Provide only the number of lines in the data below that contain the string "Pandemic".

◆ **Source data**
* start *

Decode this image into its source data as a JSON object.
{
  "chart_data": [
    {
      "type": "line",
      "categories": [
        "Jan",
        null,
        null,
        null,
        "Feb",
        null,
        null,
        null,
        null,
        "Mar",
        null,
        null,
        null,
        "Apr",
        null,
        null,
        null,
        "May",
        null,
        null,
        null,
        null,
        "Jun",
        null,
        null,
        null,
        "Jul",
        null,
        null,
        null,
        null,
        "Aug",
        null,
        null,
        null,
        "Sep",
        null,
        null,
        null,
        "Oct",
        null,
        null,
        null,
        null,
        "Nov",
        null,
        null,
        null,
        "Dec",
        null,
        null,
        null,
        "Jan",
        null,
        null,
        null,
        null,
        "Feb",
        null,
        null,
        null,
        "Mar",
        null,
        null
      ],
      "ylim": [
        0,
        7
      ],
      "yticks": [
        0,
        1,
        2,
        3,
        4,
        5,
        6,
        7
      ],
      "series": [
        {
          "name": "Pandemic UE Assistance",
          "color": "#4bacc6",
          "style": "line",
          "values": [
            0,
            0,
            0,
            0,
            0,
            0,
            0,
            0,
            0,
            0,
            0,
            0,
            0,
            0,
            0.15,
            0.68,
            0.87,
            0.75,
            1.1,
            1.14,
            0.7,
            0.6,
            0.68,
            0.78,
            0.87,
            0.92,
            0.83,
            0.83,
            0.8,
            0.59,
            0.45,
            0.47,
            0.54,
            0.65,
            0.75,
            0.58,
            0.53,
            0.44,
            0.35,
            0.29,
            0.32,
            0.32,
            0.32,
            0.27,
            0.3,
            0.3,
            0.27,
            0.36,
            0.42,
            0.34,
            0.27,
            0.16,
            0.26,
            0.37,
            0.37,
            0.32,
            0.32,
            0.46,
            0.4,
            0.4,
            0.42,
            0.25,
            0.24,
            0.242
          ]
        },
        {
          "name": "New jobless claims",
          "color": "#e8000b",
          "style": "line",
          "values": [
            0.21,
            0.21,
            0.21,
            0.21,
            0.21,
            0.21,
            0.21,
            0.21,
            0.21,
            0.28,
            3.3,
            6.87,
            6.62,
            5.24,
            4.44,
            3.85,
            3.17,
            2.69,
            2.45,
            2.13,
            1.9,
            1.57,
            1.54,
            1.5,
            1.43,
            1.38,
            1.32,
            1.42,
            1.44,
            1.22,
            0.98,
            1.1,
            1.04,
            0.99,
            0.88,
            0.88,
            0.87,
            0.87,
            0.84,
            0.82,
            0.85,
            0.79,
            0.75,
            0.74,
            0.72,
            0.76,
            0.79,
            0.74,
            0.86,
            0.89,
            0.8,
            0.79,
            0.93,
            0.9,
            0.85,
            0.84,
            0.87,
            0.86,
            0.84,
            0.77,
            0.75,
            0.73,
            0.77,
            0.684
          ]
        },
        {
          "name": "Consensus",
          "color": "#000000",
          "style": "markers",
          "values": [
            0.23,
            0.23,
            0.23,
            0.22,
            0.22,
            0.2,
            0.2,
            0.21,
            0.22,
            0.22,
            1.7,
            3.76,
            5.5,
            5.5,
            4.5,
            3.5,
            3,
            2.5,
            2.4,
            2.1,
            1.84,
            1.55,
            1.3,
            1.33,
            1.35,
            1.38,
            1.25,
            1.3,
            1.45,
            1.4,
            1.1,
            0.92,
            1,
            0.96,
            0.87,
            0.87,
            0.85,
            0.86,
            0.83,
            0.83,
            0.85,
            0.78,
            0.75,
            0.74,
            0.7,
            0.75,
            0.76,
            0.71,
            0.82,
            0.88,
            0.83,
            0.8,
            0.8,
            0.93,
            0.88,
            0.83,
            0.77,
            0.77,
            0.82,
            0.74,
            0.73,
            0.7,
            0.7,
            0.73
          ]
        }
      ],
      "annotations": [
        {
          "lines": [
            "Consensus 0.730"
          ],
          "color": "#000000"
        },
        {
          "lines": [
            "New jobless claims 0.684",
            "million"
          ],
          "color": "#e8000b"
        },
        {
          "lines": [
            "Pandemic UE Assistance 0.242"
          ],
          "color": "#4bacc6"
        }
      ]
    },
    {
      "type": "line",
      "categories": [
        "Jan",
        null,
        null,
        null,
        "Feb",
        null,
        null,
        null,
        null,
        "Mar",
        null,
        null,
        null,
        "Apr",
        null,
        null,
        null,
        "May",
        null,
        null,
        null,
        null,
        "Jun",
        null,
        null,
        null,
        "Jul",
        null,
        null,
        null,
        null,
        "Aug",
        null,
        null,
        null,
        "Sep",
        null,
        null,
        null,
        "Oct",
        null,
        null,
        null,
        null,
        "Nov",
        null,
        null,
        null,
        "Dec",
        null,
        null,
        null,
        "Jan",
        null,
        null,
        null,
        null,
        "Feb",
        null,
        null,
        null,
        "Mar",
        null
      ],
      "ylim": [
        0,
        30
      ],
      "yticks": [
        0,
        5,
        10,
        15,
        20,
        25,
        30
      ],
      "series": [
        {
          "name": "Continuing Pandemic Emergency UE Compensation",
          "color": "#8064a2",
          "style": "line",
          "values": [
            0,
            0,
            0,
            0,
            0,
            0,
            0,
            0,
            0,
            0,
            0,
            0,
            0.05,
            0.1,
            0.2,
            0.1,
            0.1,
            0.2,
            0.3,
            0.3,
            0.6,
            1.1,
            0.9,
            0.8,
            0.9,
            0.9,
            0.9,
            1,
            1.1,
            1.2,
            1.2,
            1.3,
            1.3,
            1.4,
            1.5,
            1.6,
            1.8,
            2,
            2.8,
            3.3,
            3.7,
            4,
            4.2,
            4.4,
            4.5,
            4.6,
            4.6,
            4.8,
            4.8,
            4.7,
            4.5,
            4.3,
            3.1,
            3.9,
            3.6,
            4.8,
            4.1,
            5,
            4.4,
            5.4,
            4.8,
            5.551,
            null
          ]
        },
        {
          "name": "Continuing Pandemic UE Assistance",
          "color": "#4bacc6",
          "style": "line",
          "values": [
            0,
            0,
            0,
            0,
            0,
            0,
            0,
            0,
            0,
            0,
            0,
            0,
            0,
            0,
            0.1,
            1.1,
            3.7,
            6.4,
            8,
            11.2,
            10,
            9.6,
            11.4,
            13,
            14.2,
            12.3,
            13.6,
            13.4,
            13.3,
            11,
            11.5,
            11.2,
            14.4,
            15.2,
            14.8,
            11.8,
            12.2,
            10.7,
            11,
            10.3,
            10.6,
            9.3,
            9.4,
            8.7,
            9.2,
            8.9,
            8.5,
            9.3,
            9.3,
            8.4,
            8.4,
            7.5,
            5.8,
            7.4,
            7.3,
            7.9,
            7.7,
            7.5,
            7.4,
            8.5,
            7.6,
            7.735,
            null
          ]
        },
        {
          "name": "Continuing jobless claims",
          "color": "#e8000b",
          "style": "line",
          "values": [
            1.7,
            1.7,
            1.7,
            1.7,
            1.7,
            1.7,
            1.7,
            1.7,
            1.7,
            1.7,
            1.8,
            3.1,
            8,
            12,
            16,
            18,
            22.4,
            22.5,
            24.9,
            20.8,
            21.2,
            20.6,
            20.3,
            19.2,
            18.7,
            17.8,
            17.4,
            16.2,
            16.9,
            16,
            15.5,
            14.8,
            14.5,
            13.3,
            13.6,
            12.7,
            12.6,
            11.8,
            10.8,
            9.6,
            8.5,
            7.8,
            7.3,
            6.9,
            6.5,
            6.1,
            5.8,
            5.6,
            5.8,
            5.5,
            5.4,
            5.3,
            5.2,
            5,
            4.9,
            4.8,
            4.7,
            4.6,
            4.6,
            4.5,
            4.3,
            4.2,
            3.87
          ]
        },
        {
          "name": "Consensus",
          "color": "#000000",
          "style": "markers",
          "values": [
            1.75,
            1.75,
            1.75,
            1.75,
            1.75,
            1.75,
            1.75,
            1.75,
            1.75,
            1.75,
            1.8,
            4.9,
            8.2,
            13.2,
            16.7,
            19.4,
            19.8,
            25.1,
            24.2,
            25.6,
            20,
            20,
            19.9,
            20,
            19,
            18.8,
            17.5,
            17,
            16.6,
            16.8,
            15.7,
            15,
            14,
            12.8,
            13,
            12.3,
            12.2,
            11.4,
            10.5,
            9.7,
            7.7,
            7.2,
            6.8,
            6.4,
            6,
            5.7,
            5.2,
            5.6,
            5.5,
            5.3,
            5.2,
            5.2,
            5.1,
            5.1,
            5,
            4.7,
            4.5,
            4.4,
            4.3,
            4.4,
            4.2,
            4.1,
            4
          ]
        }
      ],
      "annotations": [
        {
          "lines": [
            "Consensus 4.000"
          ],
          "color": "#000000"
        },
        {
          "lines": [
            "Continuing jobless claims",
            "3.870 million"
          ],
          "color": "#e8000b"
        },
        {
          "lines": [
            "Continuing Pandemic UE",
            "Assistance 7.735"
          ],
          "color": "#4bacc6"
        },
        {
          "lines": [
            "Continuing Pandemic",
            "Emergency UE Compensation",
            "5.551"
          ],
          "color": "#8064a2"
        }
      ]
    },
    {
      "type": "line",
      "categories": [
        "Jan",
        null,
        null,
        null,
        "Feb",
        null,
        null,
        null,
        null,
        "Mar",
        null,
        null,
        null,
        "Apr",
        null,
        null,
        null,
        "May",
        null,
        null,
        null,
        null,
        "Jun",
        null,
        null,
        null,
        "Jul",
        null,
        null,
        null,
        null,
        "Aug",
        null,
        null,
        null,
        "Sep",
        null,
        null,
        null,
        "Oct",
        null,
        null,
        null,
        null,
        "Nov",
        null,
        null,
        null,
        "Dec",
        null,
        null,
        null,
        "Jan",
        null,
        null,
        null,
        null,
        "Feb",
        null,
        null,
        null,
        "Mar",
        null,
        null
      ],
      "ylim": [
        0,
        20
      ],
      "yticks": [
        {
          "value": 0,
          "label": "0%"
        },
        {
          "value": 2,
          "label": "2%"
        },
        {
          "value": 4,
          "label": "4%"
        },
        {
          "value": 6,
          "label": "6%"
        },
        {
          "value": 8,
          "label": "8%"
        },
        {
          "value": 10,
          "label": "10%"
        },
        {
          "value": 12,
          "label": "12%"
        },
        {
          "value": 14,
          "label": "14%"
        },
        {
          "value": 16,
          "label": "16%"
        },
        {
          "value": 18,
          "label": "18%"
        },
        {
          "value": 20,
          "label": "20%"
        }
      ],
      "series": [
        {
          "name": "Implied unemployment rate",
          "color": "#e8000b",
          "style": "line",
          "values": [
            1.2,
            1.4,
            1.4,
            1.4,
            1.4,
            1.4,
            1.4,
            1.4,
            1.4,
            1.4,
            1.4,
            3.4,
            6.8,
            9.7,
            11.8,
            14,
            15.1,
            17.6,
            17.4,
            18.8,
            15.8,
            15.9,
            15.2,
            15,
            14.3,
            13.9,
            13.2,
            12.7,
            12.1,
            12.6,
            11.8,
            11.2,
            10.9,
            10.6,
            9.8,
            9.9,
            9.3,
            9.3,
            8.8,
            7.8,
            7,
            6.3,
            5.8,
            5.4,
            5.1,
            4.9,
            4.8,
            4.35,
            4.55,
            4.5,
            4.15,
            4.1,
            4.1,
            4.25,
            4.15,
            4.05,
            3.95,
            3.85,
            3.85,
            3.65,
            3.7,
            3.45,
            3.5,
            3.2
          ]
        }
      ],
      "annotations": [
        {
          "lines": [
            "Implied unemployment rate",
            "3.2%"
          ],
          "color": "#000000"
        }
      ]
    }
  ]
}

* end *

◆ **Exercise output**
6